### STATED EXERCISE
Pick out every line holding the string "Iran" and copy it.
┌──
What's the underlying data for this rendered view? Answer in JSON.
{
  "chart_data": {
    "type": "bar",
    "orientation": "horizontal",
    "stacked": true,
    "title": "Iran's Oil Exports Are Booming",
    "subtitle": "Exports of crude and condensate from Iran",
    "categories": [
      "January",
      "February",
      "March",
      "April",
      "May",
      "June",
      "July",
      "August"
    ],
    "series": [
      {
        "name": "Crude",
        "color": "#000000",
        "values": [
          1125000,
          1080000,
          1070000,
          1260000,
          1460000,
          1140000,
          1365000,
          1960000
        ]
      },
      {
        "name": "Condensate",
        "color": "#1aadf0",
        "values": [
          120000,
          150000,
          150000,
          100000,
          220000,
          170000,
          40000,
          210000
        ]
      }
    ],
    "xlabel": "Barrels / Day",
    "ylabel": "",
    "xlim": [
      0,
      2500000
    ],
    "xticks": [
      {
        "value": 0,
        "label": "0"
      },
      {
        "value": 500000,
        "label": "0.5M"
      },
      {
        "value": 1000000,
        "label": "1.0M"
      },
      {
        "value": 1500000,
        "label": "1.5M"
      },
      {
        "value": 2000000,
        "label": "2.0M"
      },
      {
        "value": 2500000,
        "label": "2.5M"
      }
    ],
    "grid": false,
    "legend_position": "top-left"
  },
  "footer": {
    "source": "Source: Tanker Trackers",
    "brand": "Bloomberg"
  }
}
└──
### EXERCISE RESPONSE
    "title": "Iran's Oil Exports Are Booming",
    "subtitle": "Exports of crude and condensate from Iran",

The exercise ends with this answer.